== DATA SHOWN ==
|---|
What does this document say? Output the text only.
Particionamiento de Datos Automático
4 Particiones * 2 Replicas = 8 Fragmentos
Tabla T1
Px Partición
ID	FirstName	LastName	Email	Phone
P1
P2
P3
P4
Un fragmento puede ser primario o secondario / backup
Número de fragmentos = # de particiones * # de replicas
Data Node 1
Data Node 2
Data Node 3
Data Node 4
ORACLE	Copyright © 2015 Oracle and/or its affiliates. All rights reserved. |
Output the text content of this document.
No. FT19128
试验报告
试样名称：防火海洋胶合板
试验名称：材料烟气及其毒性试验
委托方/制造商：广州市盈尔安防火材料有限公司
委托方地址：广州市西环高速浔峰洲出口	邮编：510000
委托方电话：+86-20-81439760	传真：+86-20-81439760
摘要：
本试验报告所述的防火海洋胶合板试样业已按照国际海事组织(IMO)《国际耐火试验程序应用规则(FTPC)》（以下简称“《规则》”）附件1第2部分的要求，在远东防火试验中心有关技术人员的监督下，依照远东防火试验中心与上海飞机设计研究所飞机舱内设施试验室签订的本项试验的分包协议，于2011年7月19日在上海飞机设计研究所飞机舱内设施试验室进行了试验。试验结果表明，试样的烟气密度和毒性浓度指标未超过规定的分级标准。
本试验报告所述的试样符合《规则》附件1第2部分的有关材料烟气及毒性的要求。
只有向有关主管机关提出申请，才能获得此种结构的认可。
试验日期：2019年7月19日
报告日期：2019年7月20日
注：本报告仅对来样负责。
|---|
== WHAT NEEDS TO BE DONE ==
What are the lines from the one with "Output the text content of this document." through the last line of the records above? Quote them exactly and add nothing.

== OUTPUT FOR THIS TASK ==
Output the text content of this document.
No. FT19128
试验报告
试样名称：防火海洋胶合板
试验名称：材料烟气及其毒性试验
委托方/制造商：广州市盈尔安防火材料有限公司
委托方地址：广州市西环高速浔峰洲出口	邮编：510000
委托方电话：+86-20-81439760	传真：+86-20-81439760
摘要：
本试验报告所述的防火海洋胶合板试样业已按照国际海事组织(IMO)《国际耐火试验程序应用规则(FTPC)》（以下简称“《规则》”）附件1第2部分的要求，在远东防火试验中心有关技术人员的监督下，依照远东防火试验中心与上海飞机设计研究所飞机舱内设施试验室签订的本项试验的分包协议，于2011年7月19日在上海飞机设计研究所飞机舱内设施试验室进行了试验。试验结果表明，试样的烟气密度和毒性浓度指标未超过规定的分级标准。
本试验报告所述的试样符合《规则》附件1第2部分的有关材料烟气及毒性的要求。
只有向有关主管机关提出申请，才能获得此种结构的认可。
试验日期：2019年7月19日
报告日期：2019年7月20日
注：本报告仅对来样负责。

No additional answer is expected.